[Part of a data file]
-.-.-

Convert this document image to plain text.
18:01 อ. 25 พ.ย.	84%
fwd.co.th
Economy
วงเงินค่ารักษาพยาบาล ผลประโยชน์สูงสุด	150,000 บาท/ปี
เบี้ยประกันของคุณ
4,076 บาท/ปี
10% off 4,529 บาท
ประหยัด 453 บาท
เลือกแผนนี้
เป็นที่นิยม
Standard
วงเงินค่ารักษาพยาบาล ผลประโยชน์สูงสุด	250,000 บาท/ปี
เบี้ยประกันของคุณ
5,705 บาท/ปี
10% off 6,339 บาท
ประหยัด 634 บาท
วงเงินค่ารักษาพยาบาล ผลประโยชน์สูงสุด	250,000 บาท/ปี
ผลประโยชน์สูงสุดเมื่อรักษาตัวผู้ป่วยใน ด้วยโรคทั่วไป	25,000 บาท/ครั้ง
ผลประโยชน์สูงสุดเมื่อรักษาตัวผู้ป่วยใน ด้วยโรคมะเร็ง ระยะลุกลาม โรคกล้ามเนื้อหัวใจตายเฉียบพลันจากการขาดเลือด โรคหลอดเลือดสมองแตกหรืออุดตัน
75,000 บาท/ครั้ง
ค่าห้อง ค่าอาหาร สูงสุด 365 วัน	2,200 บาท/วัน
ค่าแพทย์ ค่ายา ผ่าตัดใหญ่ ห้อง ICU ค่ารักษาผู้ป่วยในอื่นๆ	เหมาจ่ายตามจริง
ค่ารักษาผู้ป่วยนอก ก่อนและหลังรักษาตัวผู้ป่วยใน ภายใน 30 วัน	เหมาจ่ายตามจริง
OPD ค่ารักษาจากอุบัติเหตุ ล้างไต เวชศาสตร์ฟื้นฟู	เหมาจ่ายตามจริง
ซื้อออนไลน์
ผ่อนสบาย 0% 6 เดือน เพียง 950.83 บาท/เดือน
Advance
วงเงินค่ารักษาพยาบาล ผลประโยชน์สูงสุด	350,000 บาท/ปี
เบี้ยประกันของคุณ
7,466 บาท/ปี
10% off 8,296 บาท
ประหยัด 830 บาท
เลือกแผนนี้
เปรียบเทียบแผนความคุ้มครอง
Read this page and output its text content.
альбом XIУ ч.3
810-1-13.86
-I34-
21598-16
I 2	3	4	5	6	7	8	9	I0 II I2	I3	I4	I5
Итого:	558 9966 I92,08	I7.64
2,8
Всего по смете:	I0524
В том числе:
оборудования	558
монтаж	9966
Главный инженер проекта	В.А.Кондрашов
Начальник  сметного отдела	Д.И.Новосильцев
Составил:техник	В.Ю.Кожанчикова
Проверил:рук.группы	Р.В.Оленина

-.-.-

> **Problem statement**: Repeat all the entries exactly as given.

> **Finished task**:
Convert this document image to plain text.
18:01 อ. 25 พ.ย.	84%
fwd.co.th
Economy
วงเงินค่ารักษาพยาบาล ผลประโยชน์สูงสุด	150,000 บาท/ปี
เบี้ยประกันของคุณ
4,076 บาท/ปี
10% off 4,529 บาท
ประหยัด 453 บาท
เลือกแผนนี้
เป็นที่นิยม
Standard
วงเงินค่ารักษาพยาบาล ผลประโยชน์สูงสุด	250,000 บาท/ปี
เบี้ยประกันของคุณ
5,705 บาท/ปี
10% off 6,339 บาท
ประหยัด 634 บาท
วงเงินค่ารักษาพยาบาล ผลประโยชน์สูงสุด	250,000 บาท/ปี
ผลประโยชน์สูงสุดเมื่อรักษาตัวผู้ป่วยใน ด้วยโรคทั่วไป	25,000 บาท/ครั้ง
ผลประโยชน์สูงสุดเมื่อรักษาตัวผู้ป่วยใน ด้วยโรคมะเร็ง ระยะลุกลาม โรคกล้ามเนื้อหัวใจตายเฉียบพลันจากการขาดเลือด โรคหลอดเลือดสมองแตกหรืออุดตัน
75,000 บาท/ครั้ง
ค่าห้อง ค่าอาหาร สูงสุด 365 วัน	2,200 บาท/วัน
ค่าแพทย์ ค่ายา ผ่าตัดใหญ่ ห้อง ICU ค่ารักษาผู้ป่วยในอื่นๆ	เหมาจ่ายตามจริง
ค่ารักษาผู้ป่วยนอก ก่อนและหลังรักษาตัวผู้ป่วยใน ภายใน 30 วัน	เหมาจ่ายตามจริง
OPD ค่ารักษาจากอุบัติเหตุ ล้างไต เวชศาสตร์ฟื้นฟู	เหมาจ่ายตามจริง
ซื้อออนไลน์
ผ่อนสบาย 0% 6 เดือน เพียง 950.83 บาท/เดือน
Advance
วงเงินค่ารักษาพยาบาล ผลประโยชน์สูงสุด	350,000 บาท/ปี
เบี้ยประกันของคุณ
7,466 บาท/ปี
10% off 8,296 บาท
ประหยัด 830 บาท
เลือกแผนนี้
เปรียบเทียบแผนความคุ้มครอง
Read this page and output its text content.
альбом XIУ ч.3
810-1-13.86
-I34-
21598-16
I 2	3	4	5	6	7	8	9	I0 II I2	I3	I4	I5
Итого:	558 9966 I92,08	I7.64
2,8
Всего по смете:	I0524
В том числе:
оборудования	558
монтаж	9966
Главный инженер проекта	В.А.Кондрашов
Начальник  сметного отдела	Д.И.Новосильцев
Составил:техник	В.Ю.Кожанчикова
Проверил:рук.группы	Р.В.Оленина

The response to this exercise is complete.